DATA SUPPLIED:
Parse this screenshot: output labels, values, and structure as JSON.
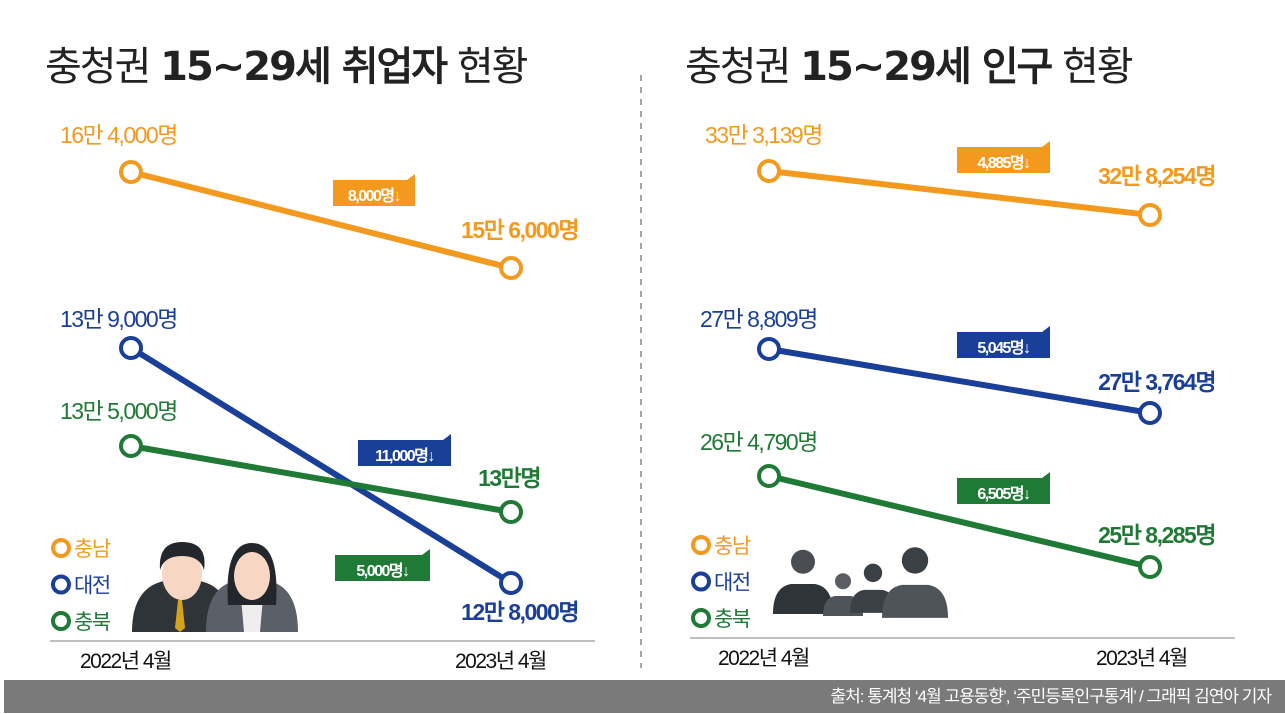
{
  "colors": {
    "충남": "#f39a1e",
    "대전": "#1a3f98",
    "충북": "#1f7a35"
  },
  "chart_data": [
    {
      "type": "line",
      "title_prefix": "충청권 ",
      "title_bold": "15~29세 취업자",
      "title_suffix": " 현황",
      "categories": [
        "2022년 4월",
        "2023년 4월"
      ],
      "series": [
        {
          "name": "충남",
          "values": [
            164000,
            156000
          ],
          "labels": [
            "16만 4,000명",
            "15만 6,000명"
          ],
          "change": "8,000명↓"
        },
        {
          "name": "대전",
          "values": [
            139000,
            128000
          ],
          "labels": [
            "13만 9,000명",
            "12만 8,000명"
          ],
          "change": "11,000명↓"
        },
        {
          "name": "충북",
          "values": [
            135000,
            130000
          ],
          "labels": [
            "13만 5,000명",
            "13만명"
          ],
          "change": "5,000명↓"
        }
      ],
      "legend": [
        "충남",
        "대전",
        "충북"
      ]
    },
    {
      "type": "line",
      "title_prefix": "충청권 ",
      "title_bold": "15~29세 인구",
      "title_suffix": " 현황",
      "categories": [
        "2022년 4월",
        "2023년 4월"
      ],
      "series": [
        {
          "name": "충남",
          "values": [
            333139,
            328254
          ],
          "labels": [
            "33만 3,139명",
            "32만 8,254명"
          ],
          "change": "4,885명↓"
        },
        {
          "name": "대전",
          "values": [
            278809,
            273764
          ],
          "labels": [
            "27만 8,809명",
            "27만 3,764명"
          ],
          "change": "5,045명↓"
        },
        {
          "name": "충북",
          "values": [
            264790,
            258285
          ],
          "labels": [
            "26만 4,790명",
            "25만 8,285명"
          ],
          "change": "6,505명↓"
        }
      ],
      "legend": [
        "충남",
        "대전",
        "충북"
      ]
    }
  ],
  "footer": "출처: 통계청 ‘4월 고용동향’, ‘주민등록인구통계’ / 그래픽 김연아 기자"
}
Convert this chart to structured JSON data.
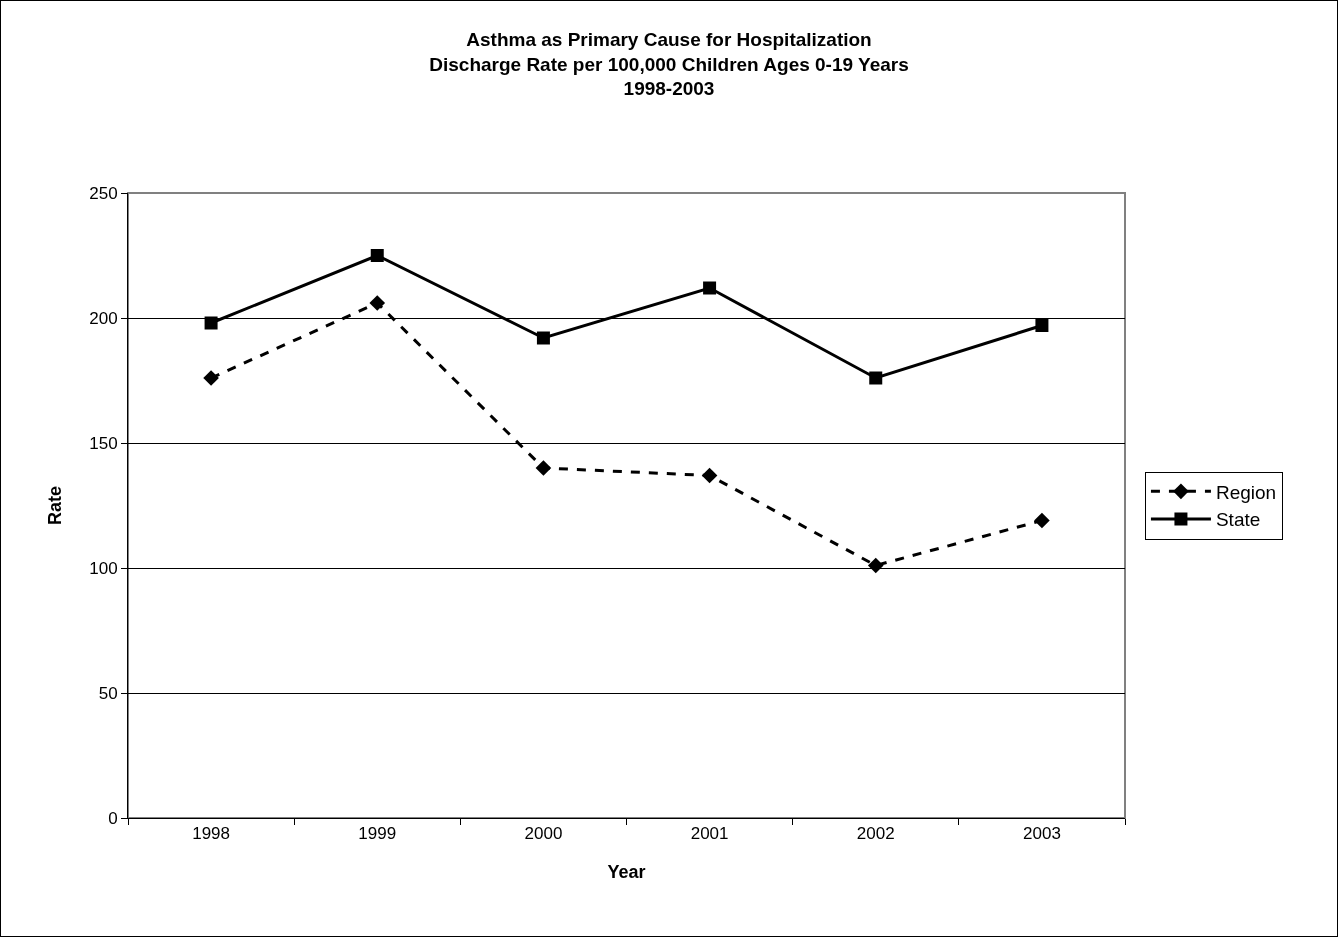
{
  "chart_data": {
    "type": "line",
    "title": "Asthma as Primary Cause for Hospitalization\nDischarge Rate per 100,000 Children Ages 0-19 Years\n1998-2003",
    "xlabel": "Year",
    "ylabel": "Rate",
    "categories": [
      "1998",
      "1999",
      "2000",
      "2001",
      "2002",
      "2003"
    ],
    "series": [
      {
        "name": "Region",
        "color": "#000000",
        "marker": "diamond",
        "line_style": "dashed",
        "values": [
          176,
          206,
          140,
          137,
          101,
          119
        ]
      },
      {
        "name": "State",
        "color": "#000000",
        "marker": "square",
        "line_style": "solid",
        "values": [
          198,
          225,
          192,
          212,
          176,
          197
        ]
      }
    ],
    "ylim": [
      0,
      250
    ],
    "yticks": [
      0,
      50,
      100,
      150,
      200,
      250
    ],
    "grid": "y",
    "legend": "right"
  }
}
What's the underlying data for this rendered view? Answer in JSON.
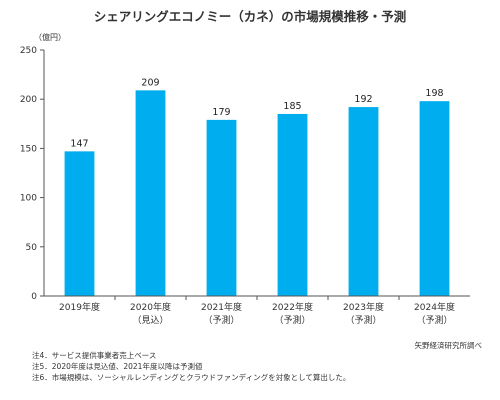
{
  "chart_data": {
    "type": "bar",
    "title": "シェアリングエコノミー（カネ）の市場規模推移・予測",
    "unit_label": "（億円）",
    "categories": [
      "2019年度",
      "2020年度",
      "2021年度",
      "2022年度",
      "2023年度",
      "2024年度"
    ],
    "sublabels": [
      "",
      "（見込）",
      "（予測）",
      "（予測）",
      "（予測）",
      "（予測）"
    ],
    "values": [
      147,
      209,
      179,
      185,
      192,
      198
    ],
    "ylim": [
      0,
      250
    ],
    "yticks": [
      0,
      50,
      100,
      150,
      200,
      250
    ],
    "grid": false,
    "bar_color": "#00AEEF"
  },
  "source": "矢野経済研究所調べ",
  "notes": [
    "注4．サービス提供事業者売上ベース",
    "注5．2020年度は見込値、2021年度以降は予測値",
    "注6．市場規模は、ソーシャルレンディングとクラウドファンディングを対象として算出した。"
  ]
}
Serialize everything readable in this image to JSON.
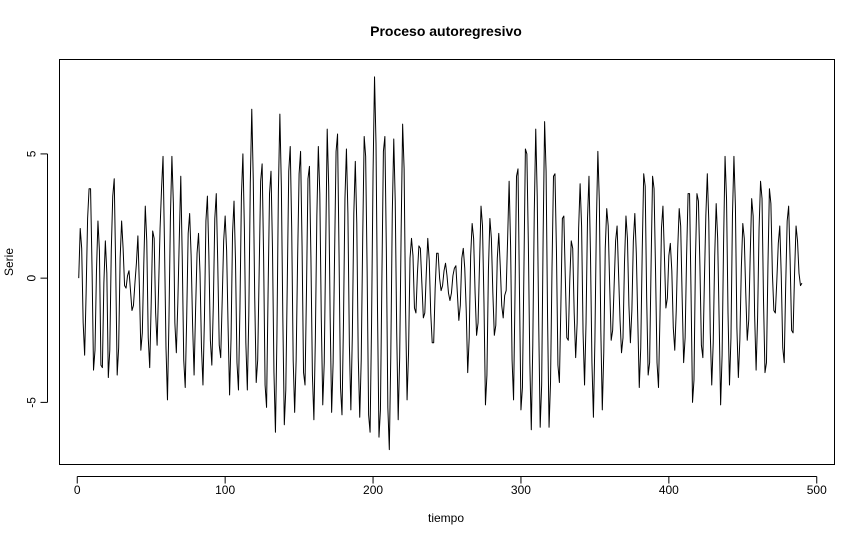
{
  "chart_data": {
    "type": "line",
    "title": "Proceso autoregresivo",
    "xlabel": "tiempo",
    "ylabel": "Serie",
    "xlim": [
      -12,
      512
    ],
    "ylim": [
      -7.5,
      8.8
    ],
    "x_ticks": [
      0,
      100,
      200,
      300,
      400,
      500
    ],
    "y_ticks": [
      -5,
      0,
      5
    ],
    "x_tick_labels": [
      "0",
      "100",
      "200",
      "300",
      "400",
      "500"
    ],
    "y_tick_labels": [
      "-5",
      "0",
      "5"
    ],
    "grid": false,
    "legend": "none",
    "line_color": "#000000",
    "series": [
      {
        "x_start": 1,
        "x_step": 1,
        "values": [
          0.0,
          2.0,
          1.2,
          -1.8,
          -3.1,
          -0.6,
          2.4,
          3.6,
          3.6,
          0.4,
          -3.7,
          -2.9,
          0.3,
          2.3,
          1.1,
          -3.5,
          -3.6,
          -0.2,
          1.5,
          0.2,
          -4.0,
          -2.9,
          1.1,
          3.3,
          4.0,
          0.4,
          -3.9,
          -2.8,
          0.8,
          2.3,
          1.2,
          -0.3,
          -0.4,
          0.1,
          0.3,
          -0.5,
          -1.3,
          -1.1,
          -0.2,
          0.6,
          1.7,
          -0.3,
          -2.9,
          -2.2,
          0.6,
          2.9,
          1.5,
          -2.4,
          -3.6,
          -1.0,
          1.9,
          1.6,
          -1.4,
          -2.7,
          -0.4,
          2.0,
          3.6,
          4.9,
          1.3,
          -2.8,
          -4.9,
          -1.7,
          2.5,
          4.9,
          3.0,
          -1.8,
          -3.0,
          -1.0,
          1.6,
          4.1,
          0.8,
          -3.3,
          -4.4,
          -1.6,
          1.8,
          2.6,
          0.9,
          -1.9,
          -3.9,
          -1.3,
          1.0,
          1.8,
          0.2,
          -2.8,
          -4.3,
          -1.6,
          2.3,
          3.3,
          0.9,
          -2.5,
          -3.5,
          -1.1,
          2.4,
          3.4,
          0.6,
          -2.7,
          -3.2,
          -0.9,
          1.5,
          2.5,
          1.1,
          -2.0,
          -4.7,
          -2.4,
          1.8,
          3.1,
          0.7,
          -3.4,
          -4.5,
          -1.2,
          3.3,
          5.0,
          2.0,
          -2.6,
          -4.5,
          -1.5,
          3.8,
          6.8,
          4.0,
          -0.8,
          -4.2,
          -3.3,
          0.3,
          3.9,
          4.6,
          0.9,
          -4.3,
          -5.2,
          -0.7,
          3.4,
          4.3,
          1.2,
          -3.8,
          -6.2,
          -2.4,
          3.5,
          6.6,
          3.7,
          -1.6,
          -5.9,
          -4.5,
          -0.2,
          4.3,
          5.3,
          2.0,
          -3.3,
          -5.4,
          -3.3,
          0.8,
          4.2,
          5.1,
          1.3,
          -3.8,
          -4.3,
          -0.5,
          4.0,
          4.5,
          0.8,
          -3.9,
          -5.7,
          -2.4,
          2.5,
          5.3,
          3.4,
          -1.6,
          -5.1,
          -3.4,
          1.3,
          6.0,
          3.7,
          -1.6,
          -5.4,
          -3.4,
          1.0,
          5.1,
          5.8,
          1.0,
          -4.4,
          -5.5,
          -1.8,
          3.2,
          5.2,
          2.6,
          -2.7,
          -5.3,
          -2.3,
          2.6,
          4.7,
          2.2,
          -3.2,
          -5.6,
          -3.3,
          1.6,
          5.7,
          4.9,
          0.3,
          -5.5,
          -6.2,
          -1.8,
          4.2,
          8.1,
          5.4,
          -1.2,
          -6.4,
          -5.3,
          0.1,
          5.1,
          5.7,
          1.1,
          -5.2,
          -6.9,
          -3.1,
          2.6,
          5.6,
          3.1,
          -2.2,
          -5.7,
          -3.2,
          1.9,
          6.2,
          4.4,
          -1.3,
          -4.9,
          -3.0,
          0.8,
          1.6,
          0.9,
          -1.2,
          -1.4,
          0.2,
          1.3,
          1.2,
          -0.2,
          -1.6,
          -1.4,
          0.2,
          1.6,
          0.7,
          -1.4,
          -2.6,
          -2.6,
          -0.4,
          1.0,
          1.0,
          0.0,
          -0.5,
          -0.3,
          0.3,
          0.6,
          0.1,
          -0.6,
          -0.9,
          -0.6,
          0.1,
          0.4,
          0.5,
          -0.6,
          -1.7,
          -1.1,
          0.8,
          1.2,
          0.4,
          -1.3,
          -3.8,
          -2.4,
          0.9,
          2.2,
          1.6,
          -0.6,
          -2.3,
          -1.8,
          0.6,
          2.9,
          2.1,
          -1.0,
          -5.1,
          -3.9,
          0.3,
          2.4,
          1.6,
          -0.6,
          -2.3,
          -1.9,
          0.8,
          1.8,
          0.5,
          -1.1,
          -1.6,
          -0.7,
          -0.5,
          1.6,
          3.9,
          1.3,
          -3.3,
          -4.9,
          -0.6,
          4.1,
          4.4,
          -0.5,
          -5.3,
          -4.4,
          0.3,
          5.2,
          5.0,
          1.4,
          -3.4,
          -6.1,
          -2.7,
          2.6,
          6.0,
          3.3,
          -1.8,
          -6.0,
          -4.3,
          1.7,
          6.3,
          4.3,
          -1.6,
          -6.0,
          -4.2,
          0.4,
          4.1,
          4.2,
          1.1,
          -3.5,
          -4.2,
          -1.1,
          2.4,
          2.5,
          0.0,
          -2.4,
          -2.5,
          -0.1,
          1.5,
          1.2,
          -1.4,
          -3.2,
          -1.8,
          2.0,
          3.8,
          2.1,
          -2.2,
          -4.3,
          -1.8,
          2.4,
          4.1,
          1.0,
          -3.4,
          -5.6,
          -2.5,
          2.2,
          5.1,
          3.1,
          -2.1,
          -5.3,
          -3.0,
          1.2,
          2.8,
          2.1,
          -0.3,
          -2.5,
          -2.1,
          -0.3,
          1.5,
          2.1,
          0.2,
          -1.7,
          -3.0,
          -2.4,
          0.6,
          2.5,
          1.6,
          -1.1,
          -2.6,
          -1.3,
          1.5,
          2.6,
          1.0,
          -1.7,
          -4.4,
          -2.8,
          1.1,
          4.2,
          3.7,
          -0.8,
          -3.9,
          -3.4,
          0.6,
          4.1,
          3.6,
          0.3,
          -3.4,
          -4.4,
          -1.5,
          2.0,
          2.9,
          0.9,
          -1.2,
          -0.8,
          0.9,
          1.4,
          0.3,
          -2.0,
          -2.9,
          -1.3,
          1.2,
          2.8,
          2.1,
          -0.8,
          -3.4,
          -2.4,
          0.9,
          3.4,
          3.4,
          -0.6,
          -5.0,
          -4.1,
          0.8,
          3.4,
          3.1,
          0.5,
          -2.7,
          -3.2,
          -0.2,
          2.5,
          4.2,
          2.3,
          -2.2,
          -4.3,
          -2.6,
          0.9,
          3.0,
          1.6,
          -1.7,
          -5.1,
          -3.1,
          1.4,
          4.9,
          3.2,
          -1.4,
          -4.3,
          -2.4,
          2.5,
          4.9,
          2.9,
          -2.0,
          -4.0,
          -2.5,
          0.4,
          2.2,
          1.6,
          -0.6,
          -2.5,
          -1.7,
          0.9,
          3.2,
          2.5,
          -1.5,
          -3.7,
          -1.6,
          2.0,
          3.9,
          3.2,
          -0.9,
          -3.8,
          -3.4,
          0.5,
          3.6,
          3.0,
          0.2,
          -1.3,
          -1.4,
          -0.1,
          1.4,
          2.1,
          0.1,
          -2.8,
          -3.4,
          -0.3,
          2.3,
          2.9,
          0.7,
          -2.1,
          -2.2,
          0.2,
          2.1,
          1.5,
          0.2,
          -0.3,
          -0.2
        ]
      }
    ]
  }
}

EXERCISE PROMPT:
Select the lines that carry the string "Rate" and copy them.

RESPONSE:
    "title": "Asthma as Primary Cause for Hospitalization\nDischarge Rate per 100,000 Children Ages 0-19 Years\n1998-2003",
    "ylabel": "Rate",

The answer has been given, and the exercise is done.